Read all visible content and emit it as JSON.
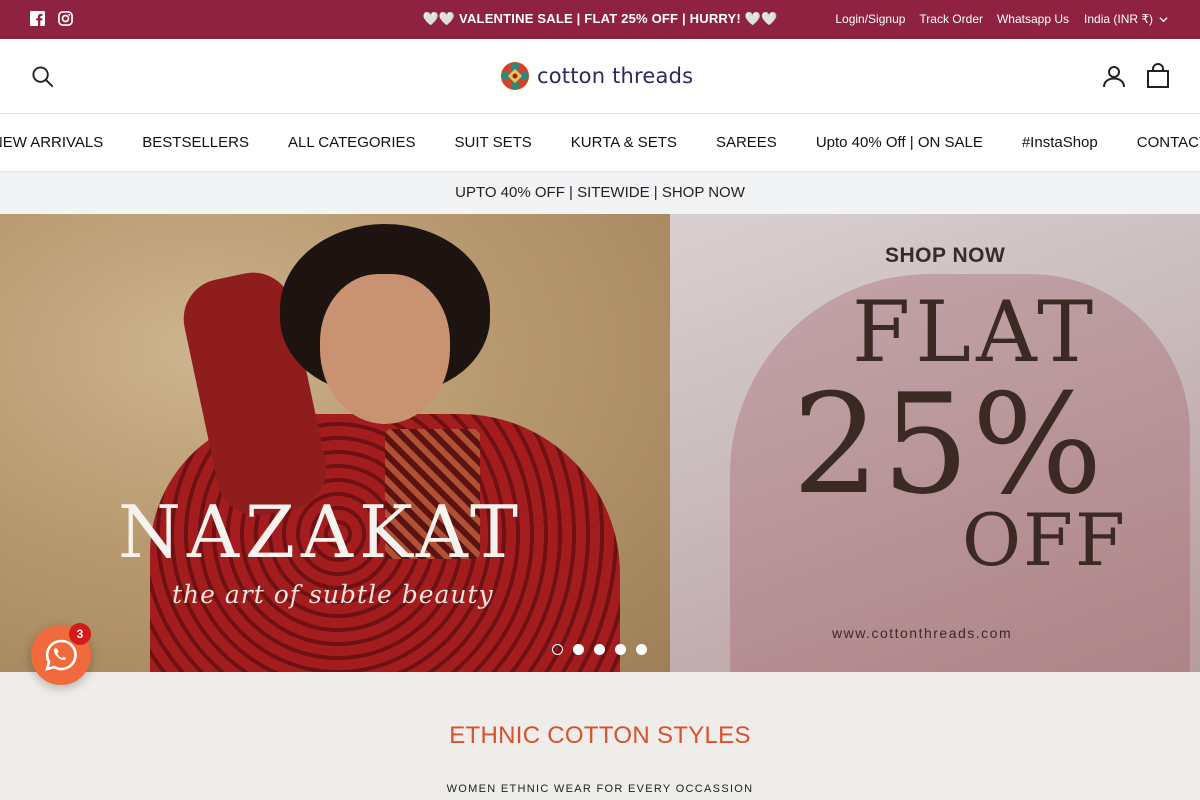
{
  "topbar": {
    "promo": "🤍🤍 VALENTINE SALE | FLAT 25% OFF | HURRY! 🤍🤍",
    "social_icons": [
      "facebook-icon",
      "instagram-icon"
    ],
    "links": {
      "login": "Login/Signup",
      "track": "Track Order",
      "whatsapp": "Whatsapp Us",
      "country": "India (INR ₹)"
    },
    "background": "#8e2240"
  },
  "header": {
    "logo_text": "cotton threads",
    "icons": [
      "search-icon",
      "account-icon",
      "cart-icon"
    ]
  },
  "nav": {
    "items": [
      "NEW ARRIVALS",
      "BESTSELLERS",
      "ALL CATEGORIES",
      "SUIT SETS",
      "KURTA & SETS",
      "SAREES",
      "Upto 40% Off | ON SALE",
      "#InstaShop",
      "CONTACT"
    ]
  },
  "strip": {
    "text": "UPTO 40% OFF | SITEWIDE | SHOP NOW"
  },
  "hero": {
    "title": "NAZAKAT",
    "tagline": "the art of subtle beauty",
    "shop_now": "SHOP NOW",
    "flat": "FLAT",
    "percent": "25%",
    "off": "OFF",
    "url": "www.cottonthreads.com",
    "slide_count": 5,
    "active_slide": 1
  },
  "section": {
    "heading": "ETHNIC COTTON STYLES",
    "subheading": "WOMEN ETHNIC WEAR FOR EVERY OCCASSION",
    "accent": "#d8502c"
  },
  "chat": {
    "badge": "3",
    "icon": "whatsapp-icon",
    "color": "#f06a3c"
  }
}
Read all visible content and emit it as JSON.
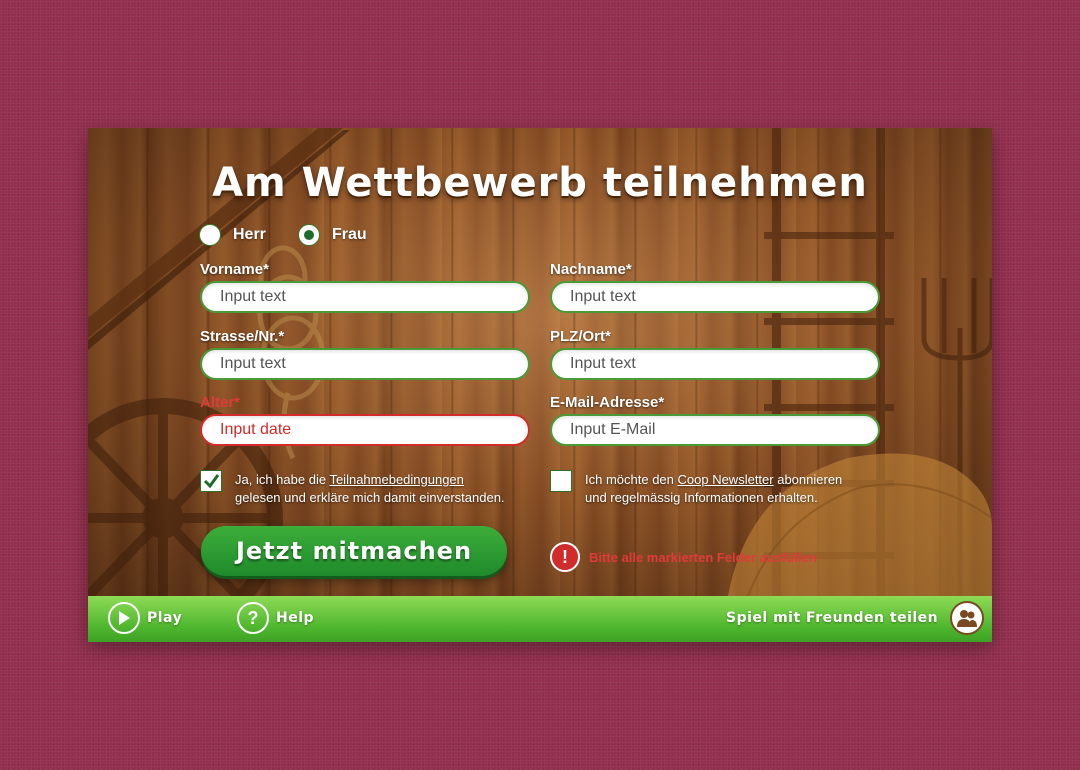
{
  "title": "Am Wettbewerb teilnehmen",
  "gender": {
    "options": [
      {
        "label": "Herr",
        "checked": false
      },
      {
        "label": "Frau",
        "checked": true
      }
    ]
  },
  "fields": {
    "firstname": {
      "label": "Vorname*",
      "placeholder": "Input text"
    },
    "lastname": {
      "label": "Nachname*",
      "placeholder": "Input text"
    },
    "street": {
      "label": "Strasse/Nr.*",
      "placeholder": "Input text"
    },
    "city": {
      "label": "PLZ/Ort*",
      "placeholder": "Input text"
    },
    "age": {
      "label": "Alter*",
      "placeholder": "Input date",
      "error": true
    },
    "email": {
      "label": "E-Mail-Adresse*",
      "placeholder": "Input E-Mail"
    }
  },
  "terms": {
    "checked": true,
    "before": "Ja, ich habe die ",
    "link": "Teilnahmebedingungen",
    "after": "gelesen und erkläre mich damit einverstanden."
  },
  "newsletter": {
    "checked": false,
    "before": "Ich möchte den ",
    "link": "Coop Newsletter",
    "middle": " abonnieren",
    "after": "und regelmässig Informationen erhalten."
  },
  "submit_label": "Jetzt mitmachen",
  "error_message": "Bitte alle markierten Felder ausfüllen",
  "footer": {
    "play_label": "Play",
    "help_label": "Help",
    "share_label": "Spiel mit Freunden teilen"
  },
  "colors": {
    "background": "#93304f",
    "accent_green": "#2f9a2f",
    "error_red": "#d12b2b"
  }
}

^^^^

Task goal →
Pull out all lines in the data above that include "whatsapp".

Written reply →
      "whatsapp": "Whatsapp Us",
    "icon": "whatsapp-icon",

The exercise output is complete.